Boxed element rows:

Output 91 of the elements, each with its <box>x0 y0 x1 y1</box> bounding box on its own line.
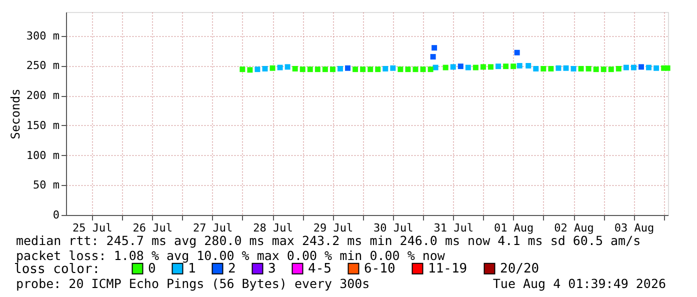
point <box>405 66 411 72</box>
point <box>240 66 246 72</box>
y-tick-label: 0 <box>52 208 60 222</box>
point <box>593 66 599 72</box>
point <box>338 66 343 72</box>
point <box>330 66 336 72</box>
point <box>428 66 434 72</box>
point <box>526 62 532 68</box>
x-tick-label: 25 Jul <box>72 222 112 234</box>
point <box>450 64 456 70</box>
legend-label: 3 <box>268 262 276 277</box>
y-tick-label: 200 m <box>26 89 60 102</box>
point <box>616 66 622 72</box>
point <box>442 64 448 70</box>
point <box>360 66 366 72</box>
point <box>533 66 539 72</box>
x-tick-label: 28 Jul <box>253 222 293 234</box>
point <box>586 66 592 72</box>
point <box>664 65 670 71</box>
point <box>270 65 276 71</box>
text: probe: 20 ICMP Echo Pings (56 Bytes) every 300s <box>16 276 370 291</box>
point <box>472 64 478 70</box>
x-tick-label: 01 Aug <box>494 222 534 234</box>
y-tick-label: 150 m <box>26 118 60 132</box>
point <box>345 65 351 71</box>
point <box>284 64 290 70</box>
y-tick-label: 50 m <box>33 178 60 192</box>
point <box>563 65 569 71</box>
legend-label: 4-5 <box>308 262 332 277</box>
point <box>292 66 298 72</box>
x-tick-label: 27 Jul <box>192 222 233 234</box>
point <box>578 66 584 72</box>
y-axis-title: Seconds <box>8 88 22 140</box>
point <box>368 66 374 72</box>
x-tick-label: 03 Aug <box>614 222 654 234</box>
point <box>432 64 438 70</box>
point <box>488 64 494 70</box>
point <box>430 54 436 60</box>
legend-label: 1 <box>188 262 196 277</box>
point <box>496 64 502 70</box>
point <box>638 64 644 70</box>
point <box>432 45 438 51</box>
point <box>277 64 283 70</box>
point <box>503 64 509 70</box>
point <box>314 66 320 72</box>
text: median rtt: 245.7 ms avg 280.0 ms max 243.2 ms min 246.0 ms now 4.1 ms sd 60.5 am/s <box>16 233 641 248</box>
x-tick-label: 02 Aug <box>554 222 594 234</box>
legend-title: loss color: <box>14 262 100 277</box>
point <box>646 64 652 70</box>
point <box>390 65 396 71</box>
point <box>352 66 358 72</box>
y-tick-label: 100 m <box>26 148 60 162</box>
point <box>420 66 426 72</box>
legend-label: 20/20 <box>500 262 540 277</box>
point <box>548 66 554 72</box>
x-tick-label: 29 Jul <box>313 222 354 234</box>
legend-label: 0 <box>148 262 156 277</box>
point <box>465 64 471 70</box>
point <box>398 66 404 72</box>
point <box>514 50 520 56</box>
point <box>247 67 253 73</box>
text: packet loss: 1.08 % avg 10.00 % max 0.00 % min 0.00 % now <box>16 248 446 263</box>
x-tick-label: 31 Jul <box>434 222 474 234</box>
point <box>480 64 486 70</box>
legend-label: 6-10 <box>364 262 396 277</box>
point <box>458 64 464 70</box>
point <box>307 66 313 72</box>
point <box>556 65 562 71</box>
point <box>375 66 381 72</box>
point <box>540 66 546 72</box>
legend-label: 2 <box>228 262 236 277</box>
y-tick-label: 300 m <box>26 29 60 42</box>
point <box>623 64 629 70</box>
y-tick-label: 250 m <box>26 59 60 72</box>
point <box>300 66 306 72</box>
point <box>516 62 522 68</box>
point <box>608 66 614 72</box>
point <box>630 64 636 70</box>
point <box>600 66 606 72</box>
point <box>382 66 388 72</box>
point <box>570 66 576 72</box>
point <box>322 66 328 72</box>
point <box>254 66 260 72</box>
x-tick-label: 26 Jul <box>132 222 172 234</box>
point <box>510 64 516 70</box>
point <box>654 65 660 71</box>
point <box>412 66 418 72</box>
x-tick-label: 30 Jul <box>374 222 414 234</box>
legend-label: 11-19 <box>428 262 468 277</box>
point <box>262 66 268 72</box>
text: Tue Aug 4 01:39:49 2026 <box>492 276 666 291</box>
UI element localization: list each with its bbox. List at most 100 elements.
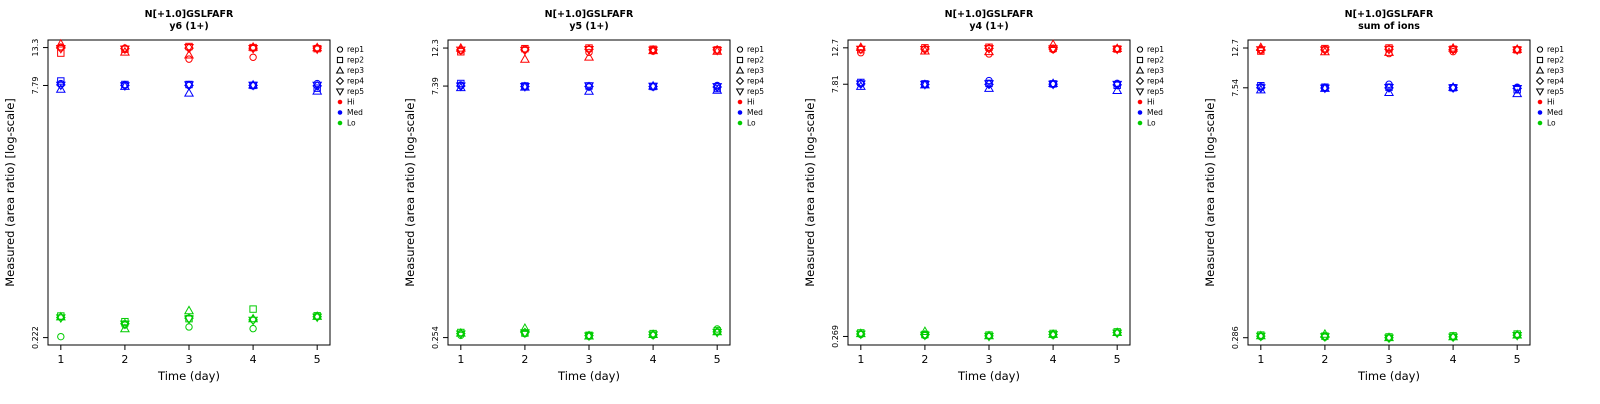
triangle-up-marker bbox=[1255, 330, 1266, 340]
legend-label: rep1 bbox=[747, 45, 764, 54]
triangle-down-marker bbox=[455, 82, 466, 92]
triangle-down-marker bbox=[1512, 331, 1523, 341]
x-tick-label: 1 bbox=[1257, 353, 1264, 366]
triangle-down-marker bbox=[1112, 329, 1123, 339]
legend-label: Med bbox=[347, 108, 363, 117]
data-points bbox=[455, 42, 723, 342]
triangle-down-marker bbox=[455, 46, 466, 56]
triangle-up-marker bbox=[735, 66, 745, 74]
triangle-down-marker bbox=[919, 80, 930, 90]
svg-text:y6 (1+): y6 (1+) bbox=[169, 21, 208, 32]
square-marker bbox=[313, 84, 321, 92]
x-axis: 1 2 3 4 5 Time (day) bbox=[57, 345, 321, 383]
triangle-up-marker bbox=[55, 311, 66, 321]
legend-label: rep3 bbox=[1147, 66, 1164, 75]
square-marker bbox=[736, 56, 744, 64]
circle-marker bbox=[336, 46, 344, 53]
triangle-up-marker bbox=[183, 87, 195, 97]
circle-marker bbox=[737, 99, 743, 105]
y-tick-label: 0.254 bbox=[431, 326, 440, 349]
x-axis-label: Time (day) bbox=[557, 369, 620, 383]
legend-label: Lo bbox=[1547, 119, 1556, 128]
y-tick-label: 7.81 bbox=[831, 75, 840, 93]
triangle-up-marker bbox=[1112, 43, 1123, 53]
series-lo bbox=[855, 326, 1123, 342]
triangle-down-marker bbox=[119, 82, 130, 92]
triangle-up-marker bbox=[919, 326, 930, 335]
series-hi bbox=[455, 42, 723, 63]
legend-label: rep5 bbox=[1547, 87, 1564, 96]
triangle-up-marker bbox=[519, 53, 530, 63]
triangle-up-marker bbox=[1512, 44, 1523, 53]
square-marker bbox=[249, 305, 257, 313]
svg-text:N[+1.0]GSLFAFR: N[+1.0]GSLFAFR bbox=[1345, 9, 1434, 20]
triangle-down-marker bbox=[1383, 45, 1395, 55]
circle-marker bbox=[737, 120, 743, 126]
y-axis: 0.269 7.81 12.7 Measured (area ratio) [log-… bbox=[803, 39, 848, 348]
triangle-down-marker bbox=[248, 81, 259, 91]
circle-marker bbox=[185, 55, 193, 63]
x-tick-label: 4 bbox=[650, 353, 657, 366]
circle-marker bbox=[736, 46, 744, 53]
y-tick-label: 0.269 bbox=[831, 325, 840, 348]
triangle-up-marker bbox=[983, 83, 995, 92]
series-hi bbox=[55, 38, 323, 63]
legend-label: Lo bbox=[1147, 119, 1156, 128]
triangle-up-marker bbox=[1512, 329, 1523, 339]
triangle-down-marker bbox=[119, 320, 130, 330]
circle-marker bbox=[57, 332, 65, 341]
triangle-up-marker bbox=[1048, 329, 1059, 338]
triangle-down-marker bbox=[855, 45, 866, 55]
diamond-marker bbox=[1135, 76, 1145, 86]
triangle-up-marker bbox=[119, 323, 130, 333]
square-marker bbox=[336, 56, 344, 64]
x-axis: 1 2 3 4 5 Time (day) bbox=[1257, 345, 1521, 383]
legend-label: rep3 bbox=[347, 66, 364, 75]
chart-panel-1: N[+1.0]GSLFAFR y5 (1+) 1 2 3 4 5 Time (day) 0.25… bbox=[400, 0, 800, 400]
circle-marker bbox=[337, 120, 343, 126]
svg-text:N[+1.0]GSLFAFR: N[+1.0]GSLFAFR bbox=[545, 9, 634, 20]
triangle-up-marker bbox=[583, 51, 595, 61]
triangle-down-marker bbox=[648, 82, 659, 92]
legend-label: Hi bbox=[1547, 98, 1555, 107]
circle-marker bbox=[1137, 110, 1143, 115]
triangle-up-marker bbox=[1135, 66, 1145, 74]
triangle-down-marker bbox=[1448, 46, 1459, 55]
y-tick-label: 0.222 bbox=[31, 326, 40, 349]
triangle-up-marker bbox=[583, 330, 595, 340]
series-med bbox=[855, 76, 1123, 94]
triangle-down-marker bbox=[55, 81, 66, 91]
data-points bbox=[855, 39, 1123, 342]
legend-label: rep5 bbox=[347, 87, 364, 96]
x-axis-label: Time (day) bbox=[1357, 369, 1420, 383]
circle-marker bbox=[585, 48, 593, 57]
data-points bbox=[55, 38, 323, 341]
svg-text:sum of ions: sum of ions bbox=[1358, 21, 1420, 32]
triangle-down-marker bbox=[1319, 333, 1330, 343]
y-axis-label: Measured (area ratio) [log-scale] bbox=[1203, 98, 1217, 287]
triangle-down-marker bbox=[1448, 333, 1459, 343]
diamond-marker bbox=[1535, 76, 1545, 86]
triangle-up-marker bbox=[983, 330, 995, 340]
triangle-down-marker bbox=[335, 88, 345, 96]
triangle-down-marker bbox=[583, 332, 595, 342]
circle-marker bbox=[1537, 120, 1543, 126]
triangle-down-marker bbox=[1255, 84, 1266, 94]
triangle-down-marker bbox=[583, 45, 595, 55]
triangle-up-marker bbox=[55, 38, 66, 48]
triangle-up-marker bbox=[1512, 88, 1523, 98]
triangle-down-marker bbox=[55, 314, 66, 324]
triangle-down-marker bbox=[519, 83, 530, 92]
diamond-marker bbox=[335, 76, 345, 86]
triangle-up-marker bbox=[1112, 85, 1123, 94]
triangle-down-marker bbox=[712, 328, 723, 338]
triangle-down-marker bbox=[648, 46, 659, 56]
x-tick-label: 2 bbox=[921, 353, 928, 366]
legend-label: rep1 bbox=[1547, 45, 1564, 54]
x-tick-label: 4 bbox=[1450, 353, 1457, 366]
triangle-up-marker bbox=[248, 79, 259, 89]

* **WHAT TO WORK ON**:
Repeat the stretch from the line containing "triangle-up-marker bbox=[1255, 330, 1266, 340]" through the line containing "circle-marker bbox=[185, 55, 193, 63]", both included, with no changes.

* **PROBLEM SOLUTION**:
triangle-up-marker bbox=[1255, 330, 1266, 340]
legend-label: rep1 bbox=[747, 45, 764, 54]
triangle-down-marker bbox=[455, 82, 466, 92]
triangle-down-marker bbox=[1512, 331, 1523, 341]
x-tick-label: 1 bbox=[1257, 353, 1264, 366]
triangle-down-marker bbox=[1112, 329, 1123, 339]
legend-label: Med bbox=[347, 108, 363, 117]
data-points bbox=[455, 42, 723, 342]
triangle-down-marker bbox=[455, 46, 466, 56]
triangle-up-marker bbox=[735, 66, 745, 74]
triangle-down-marker bbox=[919, 80, 930, 90]
svg-text:y6 (1+): y6 (1+) bbox=[169, 21, 208, 32]
square-marker bbox=[313, 84, 321, 92]
x-axis: 1 2 3 4 5 Time (day) bbox=[57, 345, 321, 383]
triangle-up-marker bbox=[55, 311, 66, 321]
legend-label: rep3 bbox=[1147, 66, 1164, 75]
square-marker bbox=[736, 56, 744, 64]
circle-marker bbox=[336, 46, 344, 53]
triangle-up-marker bbox=[183, 87, 195, 97]
circle-marker bbox=[737, 99, 743, 105]
y-tick-label: 0.254 bbox=[431, 326, 440, 349]
x-axis-label: Time (day) bbox=[557, 369, 620, 383]
legend-label: Lo bbox=[1547, 119, 1556, 128]
y-tick-label: 7.81 bbox=[831, 75, 840, 93]
triangle-up-marker bbox=[1112, 43, 1123, 53]
series-lo bbox=[855, 326, 1123, 342]
triangle-down-marker bbox=[119, 82, 130, 92]
triangle-up-marker bbox=[919, 326, 930, 335]
series-hi bbox=[455, 42, 723, 63]
legend-label: rep5 bbox=[1547, 87, 1564, 96]
triangle-up-marker bbox=[519, 53, 530, 63]
triangle-up-marker bbox=[1512, 44, 1523, 53]
square-marker bbox=[249, 305, 257, 313]
svg-text:N[+1.0]GSLFAFR: N[+1.0]GSLFAFR bbox=[1345, 9, 1434, 20]
triangle-down-marker bbox=[1383, 45, 1395, 55]
circle-marker bbox=[737, 120, 743, 126]
y-axis: 0.269 7.81 12.7 Measured (area ratio) [log-… bbox=[803, 39, 848, 348]
triangle-down-marker bbox=[248, 81, 259, 91]
circle-marker bbox=[185, 55, 193, 63]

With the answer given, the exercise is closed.